● AUFGABE: Schreib den Bericht über den holprigen Start des EU-Türkei-Flüchtlingspakts weiter und fang direkt nach seinem letzten Satz an.

══ TEXTAUSZUG

Holpriger Start des Flüchtlingspakts - EU-Kommission sagt Hilfe zu
Athen/Wien/Brüssel (APA/dpa/AFP) - Unter dem Druck eines kaum abreißenden Flüchtlingsandrangs hat Griechenland am Sonntag mit der komplizier...
Athen/Wien/Brüssel (APA/dpa/AFP) - Unter dem Druck eines kaum abreißenden Flüchtlingsandrangs hat Griechenland am Sonntag mit der komplizierten Umsetzung des EU-Türkei-Pakts begonnen. Dabei zeigten sich bereits erhebliche Startprobleme: „So ein Plan lässt sich nicht in 24 Stunden in die Tat umsetzen“, betonte ein Sprecher des nationalen Krisenstabes im griechischen Fernsehen.
Laut Kommission benötigt das krisengeschüttelte Land an der EU-Außengrenze Hunderte zusätzliche Fachleute und Dolmetscher für die Bearbeitung von Asylanträgen. Die Brüsseler Behörde stellte rasche Hilfe in Aussicht. Von der geplanten Zwangsrückführung ließen sich Hunderte Migranten am Sonntag nicht abschrecken. Nach Angaben des Krisenstabes in Athen setzten in der Nacht 875 Menschen von der türkischen Küste auf griechische Inseln über. Kurz vor Inkrafttreten des Pakts waren es am Samstag 1.498 gewesen, am Freitag 670. Nach der Vereinbarung wurden einem Bericht von CNN Türk zufolge mehr als 3.000 Flüchtlinge in der Türkei an der Überfahrt nach Griechenland gehindert.

════
══ ANGEZEIGTE DATEN

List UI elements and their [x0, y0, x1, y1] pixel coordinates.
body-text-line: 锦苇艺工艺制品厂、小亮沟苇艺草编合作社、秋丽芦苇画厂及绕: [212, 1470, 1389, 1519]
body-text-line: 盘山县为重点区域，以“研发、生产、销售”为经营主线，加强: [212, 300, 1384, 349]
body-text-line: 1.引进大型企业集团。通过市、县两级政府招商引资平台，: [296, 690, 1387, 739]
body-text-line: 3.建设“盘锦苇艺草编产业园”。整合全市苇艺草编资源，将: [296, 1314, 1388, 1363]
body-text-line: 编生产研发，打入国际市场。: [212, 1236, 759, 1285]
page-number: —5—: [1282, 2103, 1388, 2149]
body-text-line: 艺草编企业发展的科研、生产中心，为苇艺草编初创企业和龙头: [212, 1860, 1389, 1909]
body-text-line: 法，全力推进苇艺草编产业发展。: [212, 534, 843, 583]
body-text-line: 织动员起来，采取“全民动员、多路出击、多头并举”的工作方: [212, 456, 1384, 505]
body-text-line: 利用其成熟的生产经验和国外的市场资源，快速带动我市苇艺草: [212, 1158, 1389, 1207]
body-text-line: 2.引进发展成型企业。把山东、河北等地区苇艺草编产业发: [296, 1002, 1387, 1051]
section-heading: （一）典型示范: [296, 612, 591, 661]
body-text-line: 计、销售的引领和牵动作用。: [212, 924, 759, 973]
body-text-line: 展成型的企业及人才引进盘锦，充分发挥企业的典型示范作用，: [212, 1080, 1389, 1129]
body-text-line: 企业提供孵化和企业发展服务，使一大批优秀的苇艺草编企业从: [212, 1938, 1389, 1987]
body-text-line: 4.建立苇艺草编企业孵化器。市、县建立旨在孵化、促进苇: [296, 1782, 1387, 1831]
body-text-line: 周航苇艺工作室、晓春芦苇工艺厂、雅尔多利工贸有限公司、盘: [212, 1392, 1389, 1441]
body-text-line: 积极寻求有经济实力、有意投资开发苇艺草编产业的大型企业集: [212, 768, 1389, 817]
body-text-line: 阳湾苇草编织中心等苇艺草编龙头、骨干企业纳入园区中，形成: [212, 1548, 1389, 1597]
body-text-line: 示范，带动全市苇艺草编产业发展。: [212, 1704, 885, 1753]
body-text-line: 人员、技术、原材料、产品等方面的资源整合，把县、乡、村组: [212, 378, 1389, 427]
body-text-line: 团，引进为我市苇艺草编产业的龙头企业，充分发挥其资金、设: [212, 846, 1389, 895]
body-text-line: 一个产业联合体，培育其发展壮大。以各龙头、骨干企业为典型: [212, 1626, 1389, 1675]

════

● ANTWORT:
Der Kompromiss zur Reduzierung der Flüchtlingszahlen wurde am Freitag zum Abschluss eines EU-Gipfels festgezurrt. Die Übereinkunft sieht vor, dass alle Flüchtlinge, die ab dem 20. März illegal von der Türkei nach Griechenland übersetzen, ab 4. April zwangsweise in die Türkei zurückgebracht werden können. Vorher haben die Migranten jedoch das Recht auf eine Einzelfallprüfung in Griechenland. Nur wer nachweisen kann, dass er in der Türkei verfolgt wird, darf bleiben. Nach dem 4. April soll auch die Umsiedlung von bis zu 72.000 syrischen Bürgerkriegsflüchtlingen aus der Türkei nach Europa beginnen. Welches Land dabei wie viele Menschen aufnimmt, sei noch offen, hieß es in Brüssel.
Vertreter der griechischen Küstenwache klagten über offene Fragen bei der Umsetzung des Flüchtlingspakts. So sei unklar, was geschehen soll, wenn sich eine Menge von 500 oder 1.000 Menschen weigern sollte, an Bord von Schiffen zu gehen, die sie zurück in die Türkei bringen sollen. „Wir tappen in Zusammenhang mit den Modalitäten im Dunkeln“, sagte ein Offizier der Küstenwache der Deutschen Presse-Agentur. In Griechenland waren am Sonntag 48.141 Flüchtlinge registriert.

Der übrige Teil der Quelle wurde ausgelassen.